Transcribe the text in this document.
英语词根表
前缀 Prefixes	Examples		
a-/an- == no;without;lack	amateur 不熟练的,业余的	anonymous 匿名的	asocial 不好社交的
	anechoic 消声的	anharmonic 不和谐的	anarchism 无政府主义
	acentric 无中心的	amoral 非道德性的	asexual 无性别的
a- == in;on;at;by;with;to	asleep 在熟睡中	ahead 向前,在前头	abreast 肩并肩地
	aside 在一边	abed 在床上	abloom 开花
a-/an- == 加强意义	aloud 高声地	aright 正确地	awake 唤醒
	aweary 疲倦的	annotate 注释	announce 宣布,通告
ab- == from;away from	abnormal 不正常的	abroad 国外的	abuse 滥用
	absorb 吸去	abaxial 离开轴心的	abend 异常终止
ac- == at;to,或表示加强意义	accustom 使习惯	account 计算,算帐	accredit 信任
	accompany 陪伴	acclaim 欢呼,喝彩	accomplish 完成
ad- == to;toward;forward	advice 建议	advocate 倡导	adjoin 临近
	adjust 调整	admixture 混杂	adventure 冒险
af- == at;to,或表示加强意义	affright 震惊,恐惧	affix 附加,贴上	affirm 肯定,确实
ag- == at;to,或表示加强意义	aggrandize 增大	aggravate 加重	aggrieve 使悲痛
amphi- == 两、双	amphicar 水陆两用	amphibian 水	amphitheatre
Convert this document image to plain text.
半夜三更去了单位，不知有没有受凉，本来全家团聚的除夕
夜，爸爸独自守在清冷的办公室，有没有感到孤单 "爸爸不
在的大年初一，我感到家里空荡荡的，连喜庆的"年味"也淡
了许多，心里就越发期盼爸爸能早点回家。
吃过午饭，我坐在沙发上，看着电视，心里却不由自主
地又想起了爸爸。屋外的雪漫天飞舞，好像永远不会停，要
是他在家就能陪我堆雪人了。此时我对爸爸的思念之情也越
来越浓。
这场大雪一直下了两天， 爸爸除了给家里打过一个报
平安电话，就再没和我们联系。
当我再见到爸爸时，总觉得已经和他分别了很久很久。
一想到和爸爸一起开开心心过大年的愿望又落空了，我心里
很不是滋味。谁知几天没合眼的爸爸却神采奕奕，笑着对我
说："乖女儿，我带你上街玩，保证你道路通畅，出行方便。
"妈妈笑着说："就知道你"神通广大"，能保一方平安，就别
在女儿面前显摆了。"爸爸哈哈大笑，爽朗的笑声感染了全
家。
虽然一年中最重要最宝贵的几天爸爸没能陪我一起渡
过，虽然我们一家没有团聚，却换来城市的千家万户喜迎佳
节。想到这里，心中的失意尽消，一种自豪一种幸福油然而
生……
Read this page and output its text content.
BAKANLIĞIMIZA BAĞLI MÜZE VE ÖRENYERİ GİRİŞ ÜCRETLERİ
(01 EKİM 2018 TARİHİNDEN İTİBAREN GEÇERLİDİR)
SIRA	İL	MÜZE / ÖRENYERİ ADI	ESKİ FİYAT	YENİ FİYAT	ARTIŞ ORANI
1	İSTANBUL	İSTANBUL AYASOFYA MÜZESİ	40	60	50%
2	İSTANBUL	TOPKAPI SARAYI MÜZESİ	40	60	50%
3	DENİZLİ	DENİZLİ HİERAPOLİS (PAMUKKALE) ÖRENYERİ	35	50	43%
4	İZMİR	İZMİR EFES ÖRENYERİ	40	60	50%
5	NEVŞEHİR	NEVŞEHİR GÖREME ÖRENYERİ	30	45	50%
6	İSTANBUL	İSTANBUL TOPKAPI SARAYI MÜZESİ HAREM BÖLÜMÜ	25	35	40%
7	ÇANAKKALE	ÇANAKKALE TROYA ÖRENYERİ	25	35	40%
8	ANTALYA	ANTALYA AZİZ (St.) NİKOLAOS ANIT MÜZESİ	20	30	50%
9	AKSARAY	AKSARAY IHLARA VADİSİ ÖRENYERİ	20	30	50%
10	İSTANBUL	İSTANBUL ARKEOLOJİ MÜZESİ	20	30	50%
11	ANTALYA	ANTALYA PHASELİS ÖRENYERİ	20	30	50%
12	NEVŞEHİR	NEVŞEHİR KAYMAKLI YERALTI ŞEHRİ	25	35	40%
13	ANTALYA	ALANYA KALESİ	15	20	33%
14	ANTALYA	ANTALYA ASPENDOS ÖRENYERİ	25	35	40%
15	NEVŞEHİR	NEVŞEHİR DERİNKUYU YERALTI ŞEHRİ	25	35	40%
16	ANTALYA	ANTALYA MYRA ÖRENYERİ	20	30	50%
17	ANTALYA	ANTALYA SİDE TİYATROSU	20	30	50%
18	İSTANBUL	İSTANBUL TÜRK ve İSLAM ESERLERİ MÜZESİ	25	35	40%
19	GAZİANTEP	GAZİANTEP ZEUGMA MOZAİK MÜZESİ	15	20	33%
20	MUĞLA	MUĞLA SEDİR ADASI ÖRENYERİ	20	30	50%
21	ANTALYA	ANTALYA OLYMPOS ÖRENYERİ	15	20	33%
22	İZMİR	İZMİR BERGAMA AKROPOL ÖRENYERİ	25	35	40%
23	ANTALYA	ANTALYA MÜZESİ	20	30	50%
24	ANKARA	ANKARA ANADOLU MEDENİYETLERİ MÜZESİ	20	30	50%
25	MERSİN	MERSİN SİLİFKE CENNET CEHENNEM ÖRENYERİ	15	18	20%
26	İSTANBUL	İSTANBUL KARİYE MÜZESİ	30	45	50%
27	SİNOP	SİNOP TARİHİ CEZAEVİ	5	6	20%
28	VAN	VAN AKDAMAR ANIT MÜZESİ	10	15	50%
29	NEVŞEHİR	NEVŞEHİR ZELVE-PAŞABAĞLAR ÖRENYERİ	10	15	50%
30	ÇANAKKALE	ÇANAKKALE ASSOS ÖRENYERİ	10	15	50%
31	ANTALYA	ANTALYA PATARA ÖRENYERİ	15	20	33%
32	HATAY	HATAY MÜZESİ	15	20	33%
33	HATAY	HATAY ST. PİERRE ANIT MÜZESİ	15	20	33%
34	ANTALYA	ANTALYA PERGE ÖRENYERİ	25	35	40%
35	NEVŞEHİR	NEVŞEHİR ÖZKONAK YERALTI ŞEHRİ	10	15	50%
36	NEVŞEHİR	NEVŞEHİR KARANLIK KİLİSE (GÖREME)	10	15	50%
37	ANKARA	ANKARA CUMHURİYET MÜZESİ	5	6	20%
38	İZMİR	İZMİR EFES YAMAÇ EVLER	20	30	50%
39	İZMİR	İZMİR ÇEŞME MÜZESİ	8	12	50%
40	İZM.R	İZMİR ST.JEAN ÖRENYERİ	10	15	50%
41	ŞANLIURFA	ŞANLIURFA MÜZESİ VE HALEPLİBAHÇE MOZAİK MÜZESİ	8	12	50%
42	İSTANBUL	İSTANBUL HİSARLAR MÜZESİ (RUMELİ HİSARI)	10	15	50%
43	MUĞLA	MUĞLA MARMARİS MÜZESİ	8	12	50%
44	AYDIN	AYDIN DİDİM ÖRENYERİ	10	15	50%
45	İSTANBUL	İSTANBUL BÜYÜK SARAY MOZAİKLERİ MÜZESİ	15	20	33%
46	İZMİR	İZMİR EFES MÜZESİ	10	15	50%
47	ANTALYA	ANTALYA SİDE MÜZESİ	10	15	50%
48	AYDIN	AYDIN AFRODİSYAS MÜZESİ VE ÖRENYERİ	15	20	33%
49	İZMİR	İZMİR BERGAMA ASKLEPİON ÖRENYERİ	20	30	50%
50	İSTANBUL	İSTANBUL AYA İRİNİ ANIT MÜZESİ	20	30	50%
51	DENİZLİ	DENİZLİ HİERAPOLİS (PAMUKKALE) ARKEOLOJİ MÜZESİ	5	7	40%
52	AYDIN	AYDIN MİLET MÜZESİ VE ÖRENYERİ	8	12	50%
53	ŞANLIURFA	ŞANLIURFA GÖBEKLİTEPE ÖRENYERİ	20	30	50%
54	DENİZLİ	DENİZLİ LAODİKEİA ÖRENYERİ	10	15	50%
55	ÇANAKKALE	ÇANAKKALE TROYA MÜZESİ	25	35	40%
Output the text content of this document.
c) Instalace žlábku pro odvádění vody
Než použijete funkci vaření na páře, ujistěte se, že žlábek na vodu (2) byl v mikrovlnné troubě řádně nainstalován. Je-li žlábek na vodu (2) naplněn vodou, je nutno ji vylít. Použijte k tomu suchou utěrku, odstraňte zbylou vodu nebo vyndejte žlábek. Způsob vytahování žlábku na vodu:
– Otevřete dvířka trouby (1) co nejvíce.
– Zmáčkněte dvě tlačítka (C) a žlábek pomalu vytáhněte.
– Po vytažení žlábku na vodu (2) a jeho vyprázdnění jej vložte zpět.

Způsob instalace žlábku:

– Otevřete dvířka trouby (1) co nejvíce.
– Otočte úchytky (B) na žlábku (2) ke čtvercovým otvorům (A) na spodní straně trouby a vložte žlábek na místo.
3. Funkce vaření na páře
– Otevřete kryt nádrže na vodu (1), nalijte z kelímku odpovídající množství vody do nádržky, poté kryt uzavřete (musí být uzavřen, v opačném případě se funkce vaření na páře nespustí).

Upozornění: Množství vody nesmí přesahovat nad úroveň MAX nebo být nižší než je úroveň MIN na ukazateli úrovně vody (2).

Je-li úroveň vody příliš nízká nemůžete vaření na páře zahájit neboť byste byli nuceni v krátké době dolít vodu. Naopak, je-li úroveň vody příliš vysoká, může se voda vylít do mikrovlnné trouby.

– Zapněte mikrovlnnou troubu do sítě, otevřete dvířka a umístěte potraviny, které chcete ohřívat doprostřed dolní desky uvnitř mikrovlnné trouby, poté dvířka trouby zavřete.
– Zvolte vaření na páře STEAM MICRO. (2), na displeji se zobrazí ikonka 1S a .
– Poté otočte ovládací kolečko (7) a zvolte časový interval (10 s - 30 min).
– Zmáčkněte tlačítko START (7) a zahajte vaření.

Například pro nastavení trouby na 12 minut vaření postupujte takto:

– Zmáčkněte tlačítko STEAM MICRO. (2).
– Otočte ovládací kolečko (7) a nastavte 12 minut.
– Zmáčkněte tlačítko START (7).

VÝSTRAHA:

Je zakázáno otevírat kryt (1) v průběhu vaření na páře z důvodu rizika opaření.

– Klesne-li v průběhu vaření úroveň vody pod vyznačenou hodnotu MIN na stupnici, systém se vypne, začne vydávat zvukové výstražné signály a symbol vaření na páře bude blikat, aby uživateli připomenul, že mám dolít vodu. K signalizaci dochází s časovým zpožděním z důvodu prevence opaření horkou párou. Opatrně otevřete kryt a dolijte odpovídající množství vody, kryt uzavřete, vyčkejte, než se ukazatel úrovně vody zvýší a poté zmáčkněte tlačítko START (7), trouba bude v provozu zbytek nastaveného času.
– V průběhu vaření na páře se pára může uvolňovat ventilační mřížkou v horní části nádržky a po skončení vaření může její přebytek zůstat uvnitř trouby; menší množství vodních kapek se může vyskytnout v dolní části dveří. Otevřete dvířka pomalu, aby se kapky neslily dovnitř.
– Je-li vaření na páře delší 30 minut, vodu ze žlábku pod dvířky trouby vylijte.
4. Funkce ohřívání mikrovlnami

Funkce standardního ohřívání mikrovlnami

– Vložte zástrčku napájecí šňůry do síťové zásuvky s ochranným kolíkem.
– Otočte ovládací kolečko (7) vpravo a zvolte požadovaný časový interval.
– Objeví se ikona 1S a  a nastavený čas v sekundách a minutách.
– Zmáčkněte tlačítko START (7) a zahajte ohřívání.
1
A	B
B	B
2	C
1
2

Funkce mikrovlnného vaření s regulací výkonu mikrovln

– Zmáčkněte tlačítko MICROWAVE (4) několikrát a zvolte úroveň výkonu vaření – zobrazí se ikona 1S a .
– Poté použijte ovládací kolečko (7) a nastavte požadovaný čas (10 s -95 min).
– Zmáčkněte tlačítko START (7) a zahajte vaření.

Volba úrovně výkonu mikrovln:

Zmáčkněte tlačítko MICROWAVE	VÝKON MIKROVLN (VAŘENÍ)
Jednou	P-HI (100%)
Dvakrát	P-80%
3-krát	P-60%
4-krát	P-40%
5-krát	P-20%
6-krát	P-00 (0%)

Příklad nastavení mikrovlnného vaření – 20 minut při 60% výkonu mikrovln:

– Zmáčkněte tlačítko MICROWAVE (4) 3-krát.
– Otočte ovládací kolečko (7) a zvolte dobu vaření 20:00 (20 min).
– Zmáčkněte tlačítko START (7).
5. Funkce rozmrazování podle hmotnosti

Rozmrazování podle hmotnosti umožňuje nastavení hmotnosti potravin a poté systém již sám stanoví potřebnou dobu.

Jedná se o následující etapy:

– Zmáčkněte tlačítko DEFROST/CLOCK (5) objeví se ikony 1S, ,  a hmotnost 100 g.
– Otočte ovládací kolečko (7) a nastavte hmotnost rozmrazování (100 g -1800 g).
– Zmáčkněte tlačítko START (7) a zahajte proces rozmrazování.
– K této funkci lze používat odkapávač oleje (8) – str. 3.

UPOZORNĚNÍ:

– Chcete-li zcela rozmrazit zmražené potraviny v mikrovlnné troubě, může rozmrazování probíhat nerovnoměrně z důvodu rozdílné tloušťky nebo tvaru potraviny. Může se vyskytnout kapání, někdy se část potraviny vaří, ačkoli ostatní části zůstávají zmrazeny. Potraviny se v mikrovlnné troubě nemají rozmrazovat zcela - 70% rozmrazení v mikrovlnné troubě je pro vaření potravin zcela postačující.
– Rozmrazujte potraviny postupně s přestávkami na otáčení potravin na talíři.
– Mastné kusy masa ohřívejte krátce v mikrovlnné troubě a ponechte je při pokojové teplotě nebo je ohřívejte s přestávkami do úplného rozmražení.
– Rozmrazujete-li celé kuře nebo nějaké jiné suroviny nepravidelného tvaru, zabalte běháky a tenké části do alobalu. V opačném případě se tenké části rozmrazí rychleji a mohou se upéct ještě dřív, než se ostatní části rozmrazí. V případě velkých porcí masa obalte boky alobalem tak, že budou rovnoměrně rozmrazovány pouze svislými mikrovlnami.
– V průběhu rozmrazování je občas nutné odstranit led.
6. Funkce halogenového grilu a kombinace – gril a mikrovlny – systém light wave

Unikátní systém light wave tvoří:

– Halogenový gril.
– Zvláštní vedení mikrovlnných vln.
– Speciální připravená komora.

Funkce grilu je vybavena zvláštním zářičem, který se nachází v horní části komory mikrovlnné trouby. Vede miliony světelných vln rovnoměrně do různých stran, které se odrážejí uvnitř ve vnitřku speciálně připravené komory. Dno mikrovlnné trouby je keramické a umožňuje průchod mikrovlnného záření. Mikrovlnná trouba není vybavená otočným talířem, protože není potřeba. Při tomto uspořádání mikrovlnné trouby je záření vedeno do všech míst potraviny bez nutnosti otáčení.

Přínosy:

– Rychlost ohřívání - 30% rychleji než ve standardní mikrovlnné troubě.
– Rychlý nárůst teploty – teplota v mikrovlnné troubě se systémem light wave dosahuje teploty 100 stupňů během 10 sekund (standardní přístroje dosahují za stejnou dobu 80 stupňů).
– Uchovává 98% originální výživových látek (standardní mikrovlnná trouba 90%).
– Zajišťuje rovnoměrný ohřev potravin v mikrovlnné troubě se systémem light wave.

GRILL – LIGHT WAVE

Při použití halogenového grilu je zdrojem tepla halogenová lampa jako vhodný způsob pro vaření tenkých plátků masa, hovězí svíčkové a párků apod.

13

◆ ◆ ◆

- WHAT TO WORK ON:
Find how many lines of the listing include the string "hmotnosti" and give that number, nothing else.

- CORRECT RESULT:
2